### [THE EXERCISE]
In the entries below, find every line with "right" and copy it.

..............................

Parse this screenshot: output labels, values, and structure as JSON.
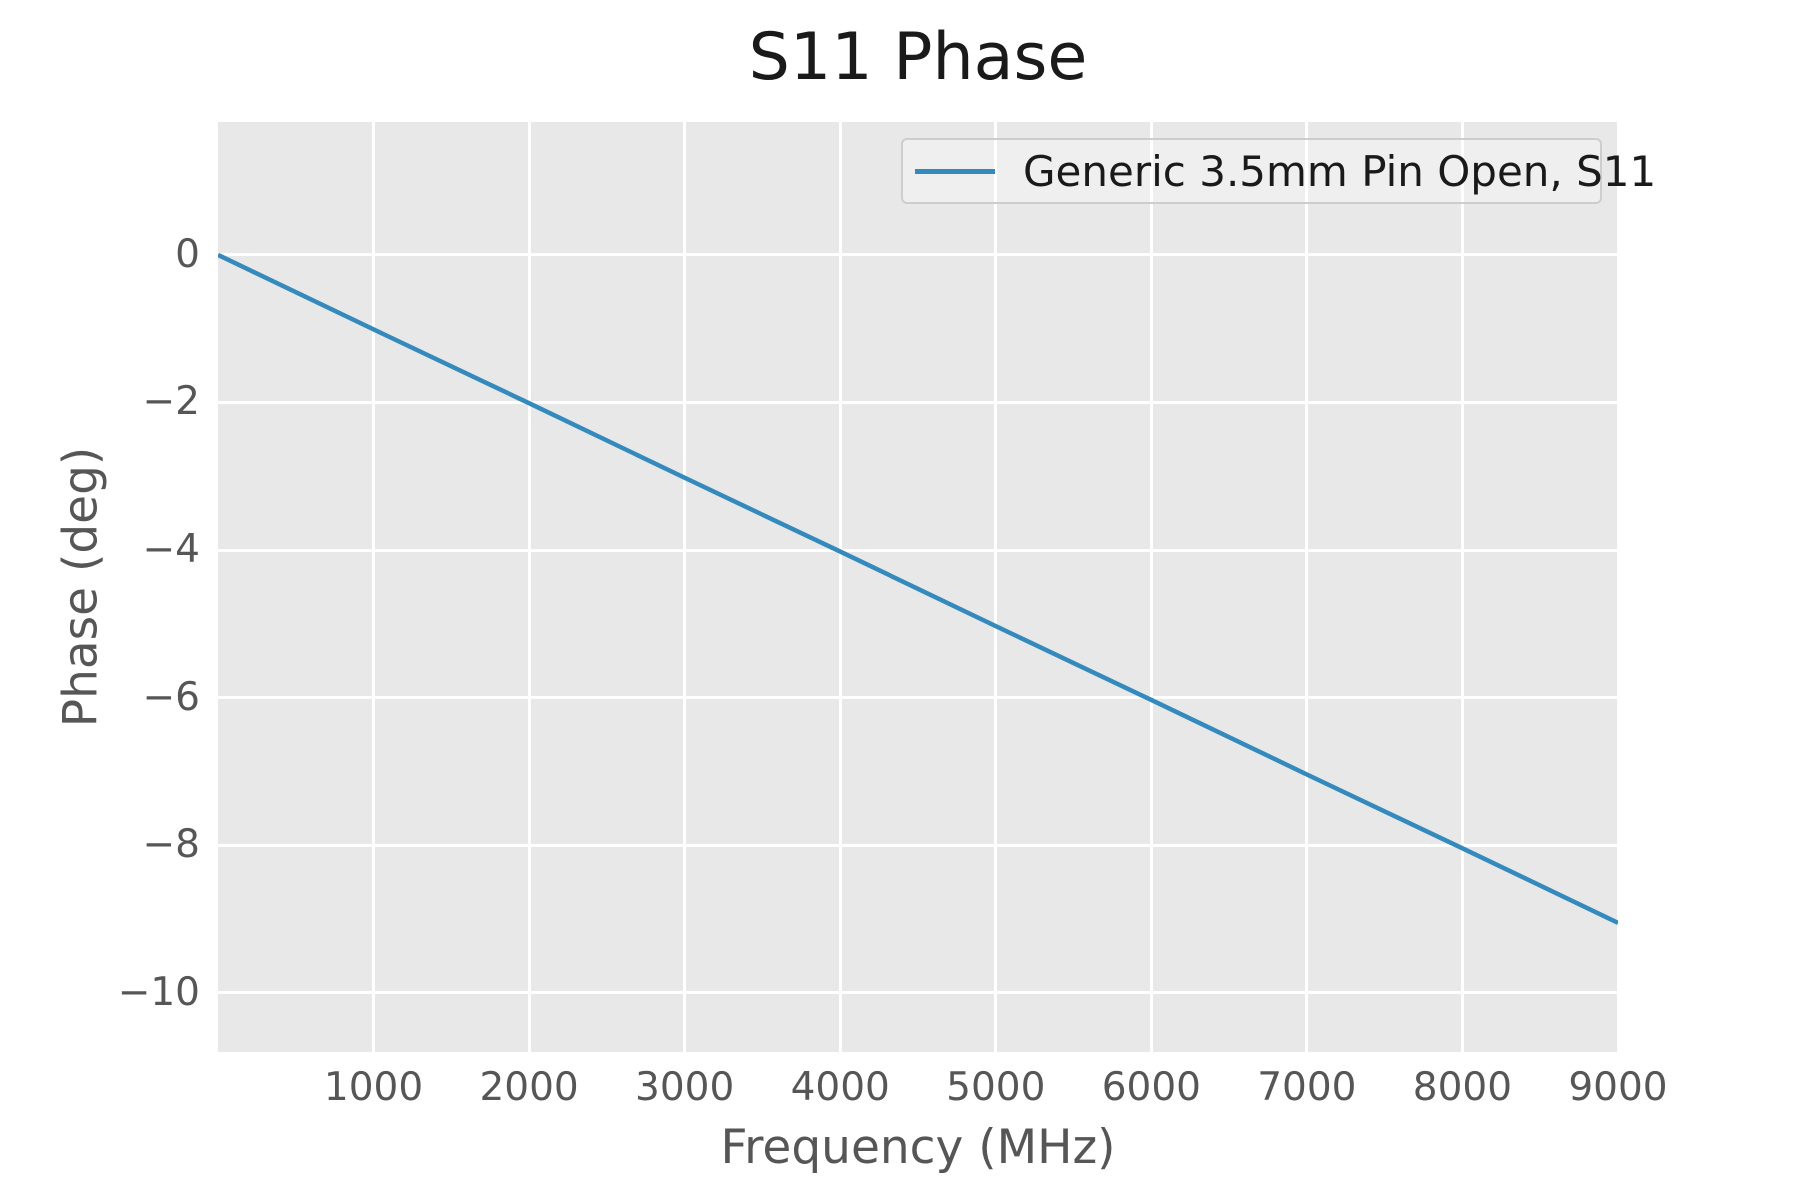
{
  "figure": {
    "background": "#ffffff",
    "plot_background": "#e8e8e8",
    "grid_color": "#ffffff",
    "tick_color": "#565656",
    "title_color": "#1a1a1a"
  },
  "chart_data": {
    "type": "line",
    "title": "S11 Phase",
    "xlabel": "Frequency (MHz)",
    "ylabel": "Phase (deg)",
    "xlim": [
      0,
      9000
    ],
    "ylim": [
      -10.8,
      1.8
    ],
    "grid": true,
    "xticks": [
      1000,
      2000,
      3000,
      4000,
      5000,
      6000,
      7000,
      8000,
      9000
    ],
    "xtick_labels": [
      "1000",
      "2000",
      "3000",
      "4000",
      "5000",
      "6000",
      "7000",
      "8000",
      "9000"
    ],
    "yticks": [
      0,
      -2,
      -4,
      -6,
      -8,
      -10
    ],
    "ytick_labels": [
      "0",
      "−2",
      "−4",
      "−6",
      "−8",
      "−10"
    ],
    "legend": {
      "position": "upper right",
      "entries": [
        {
          "label": "Generic 3.5mm Pin Open, S11",
          "color": "#348abd"
        }
      ]
    },
    "series": [
      {
        "name": "Generic 3.5mm Pin Open, S11",
        "color": "#348abd",
        "x": [
          0,
          1000,
          2000,
          3000,
          4000,
          5000,
          6000,
          7000,
          8000,
          9000
        ],
        "y": [
          0,
          -1.01,
          -2.01,
          -3.02,
          -4.02,
          -5.03,
          -6.03,
          -7.04,
          -8.04,
          -9.05
        ]
      }
    ]
  }
}
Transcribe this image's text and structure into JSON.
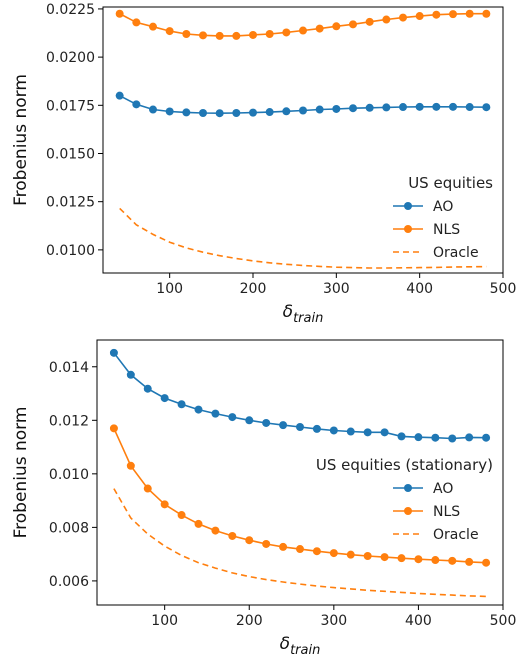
{
  "chart_data": [
    {
      "type": "line",
      "title": "",
      "xlabel": "δ",
      "xlabel_sub": "train",
      "ylabel": "Frobenius norm",
      "xlim": [
        20,
        500
      ],
      "ylim": [
        0.0088,
        0.0226
      ],
      "xticks": [
        100,
        200,
        300,
        400,
        500
      ],
      "xtick_labels": [
        "100",
        "200",
        "300",
        "400",
        "500"
      ],
      "yticks": [
        0.01,
        0.0125,
        0.015,
        0.0175,
        0.02,
        0.0225
      ],
      "ytick_labels": [
        "0.0100",
        "0.0125",
        "0.0150",
        "0.0175",
        "0.0200",
        "0.0225"
      ],
      "legend_title": "US equities",
      "legend_position": "lower-right",
      "x": [
        40,
        60,
        80,
        100,
        120,
        140,
        160,
        180,
        200,
        220,
        240,
        260,
        280,
        300,
        320,
        340,
        360,
        380,
        400,
        420,
        440,
        460,
        480
      ],
      "series": [
        {
          "name": "AO",
          "color": "#1f77b4",
          "style": "solid-marker",
          "values": [
            0.018,
            0.01755,
            0.01728,
            0.01718,
            0.01713,
            0.0171,
            0.01709,
            0.0171,
            0.01712,
            0.01715,
            0.01719,
            0.01723,
            0.01728,
            0.01731,
            0.01735,
            0.01737,
            0.01739,
            0.01741,
            0.01742,
            0.01742,
            0.01742,
            0.01741,
            0.0174
          ]
        },
        {
          "name": "NLS",
          "color": "#ff7f0e",
          "style": "solid-marker",
          "values": [
            0.02225,
            0.0218,
            0.02158,
            0.02135,
            0.0212,
            0.02113,
            0.0211,
            0.0211,
            0.02115,
            0.0212,
            0.02128,
            0.02138,
            0.02148,
            0.0216,
            0.0217,
            0.02183,
            0.02195,
            0.02205,
            0.02213,
            0.0222,
            0.02223,
            0.02225,
            0.02225
          ]
        },
        {
          "name": "Oracle",
          "color": "#ff7f0e",
          "style": "dashed",
          "values": [
            0.01215,
            0.0113,
            0.0108,
            0.0104,
            0.0101,
            0.00988,
            0.0097,
            0.00955,
            0.00943,
            0.00933,
            0.00925,
            0.00919,
            0.00914,
            0.0091,
            0.00908,
            0.00906,
            0.00906,
            0.00907,
            0.00908,
            0.00909,
            0.00911,
            0.00912,
            0.00913
          ]
        }
      ]
    },
    {
      "type": "line",
      "title": "",
      "xlabel": "δ",
      "xlabel_sub": "train",
      "ylabel": "Frobenius norm",
      "xlim": [
        20,
        500
      ],
      "ylim": [
        0.0051,
        0.015
      ],
      "xticks": [
        100,
        200,
        300,
        400,
        500
      ],
      "xtick_labels": [
        "100",
        "200",
        "300",
        "400",
        "500"
      ],
      "yticks": [
        0.006,
        0.008,
        0.01,
        0.012,
        0.014
      ],
      "ytick_labels": [
        "0.006",
        "0.008",
        "0.010",
        "0.012",
        "0.014"
      ],
      "legend_title": "US equities (stationary)",
      "legend_position": "center-right",
      "x": [
        40,
        60,
        80,
        100,
        120,
        140,
        160,
        180,
        200,
        220,
        240,
        260,
        280,
        300,
        320,
        340,
        360,
        380,
        400,
        420,
        440,
        460,
        480
      ],
      "series": [
        {
          "name": "AO",
          "color": "#1f77b4",
          "style": "solid-marker",
          "values": [
            0.01452,
            0.0137,
            0.01318,
            0.01283,
            0.0126,
            0.0124,
            0.01225,
            0.01212,
            0.012,
            0.0119,
            0.01182,
            0.01175,
            0.01168,
            0.01162,
            0.01158,
            0.01155,
            0.01155,
            0.0114,
            0.01137,
            0.01135,
            0.01132,
            0.01136,
            0.01135
          ]
        },
        {
          "name": "NLS",
          "color": "#ff7f0e",
          "style": "solid-marker",
          "values": [
            0.0117,
            0.0103,
            0.00945,
            0.00886,
            0.00846,
            0.00813,
            0.00788,
            0.00768,
            0.00752,
            0.00738,
            0.00727,
            0.00719,
            0.00711,
            0.00704,
            0.00698,
            0.00693,
            0.00689,
            0.00685,
            0.00681,
            0.00678,
            0.00675,
            0.00671,
            0.00668
          ]
        },
        {
          "name": "Oracle",
          "color": "#ff7f0e",
          "style": "dashed",
          "values": [
            0.00945,
            0.00835,
            0.00775,
            0.0073,
            0.00695,
            0.00668,
            0.00648,
            0.0063,
            0.00616,
            0.00605,
            0.00596,
            0.00588,
            0.00581,
            0.00575,
            0.0057,
            0.00565,
            0.00561,
            0.00557,
            0.00553,
            0.0055,
            0.00547,
            0.00544,
            0.00542
          ]
        }
      ]
    }
  ]
}
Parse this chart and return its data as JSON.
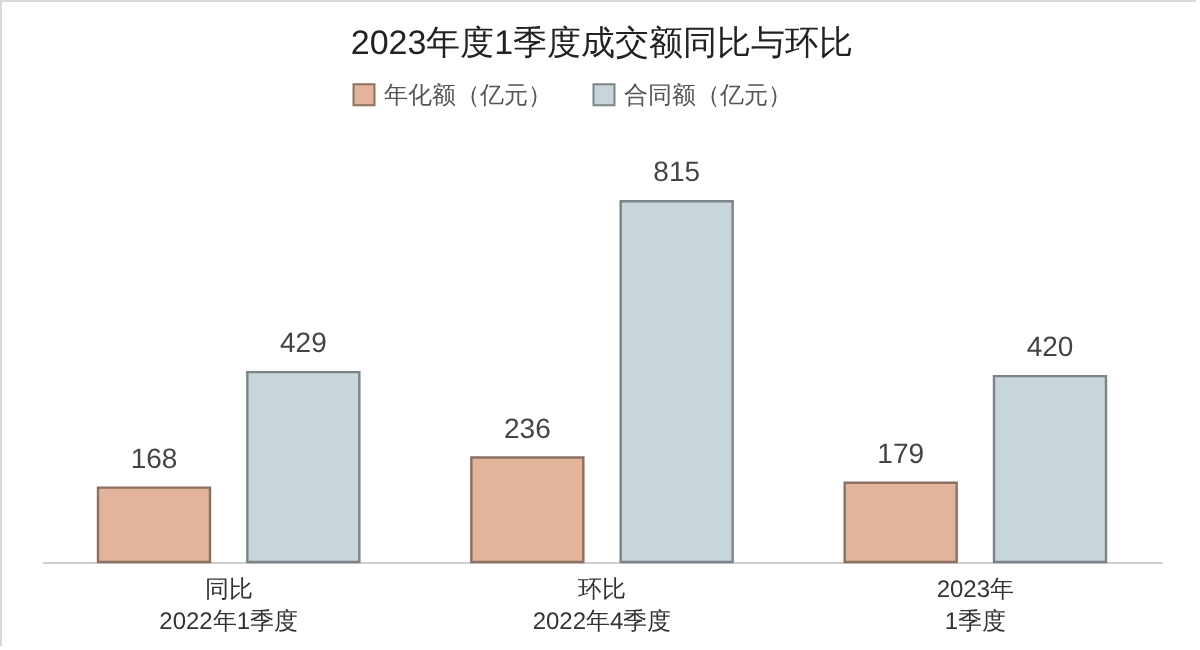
{
  "chart_data": {
    "type": "bar",
    "title": "2023年度1季度成交额同比与环比",
    "categories": [
      "同比\n2022年1季度",
      "环比\n2022年4季度",
      "2023年\n1季度"
    ],
    "series": [
      {
        "name": "年化额（亿元）",
        "color": "#e2b49c",
        "values": [
          168,
          236,
          179
        ]
      },
      {
        "name": "合同额（亿元）",
        "color": "#c8d5da",
        "values": [
          429,
          815,
          420
        ]
      }
    ],
    "data_labels": true,
    "legend": "top"
  }
}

..............................

### [SOLUTION]
      "position": "upper right",
      "legend_position": "lower-right",
      "legend_position": "center-right",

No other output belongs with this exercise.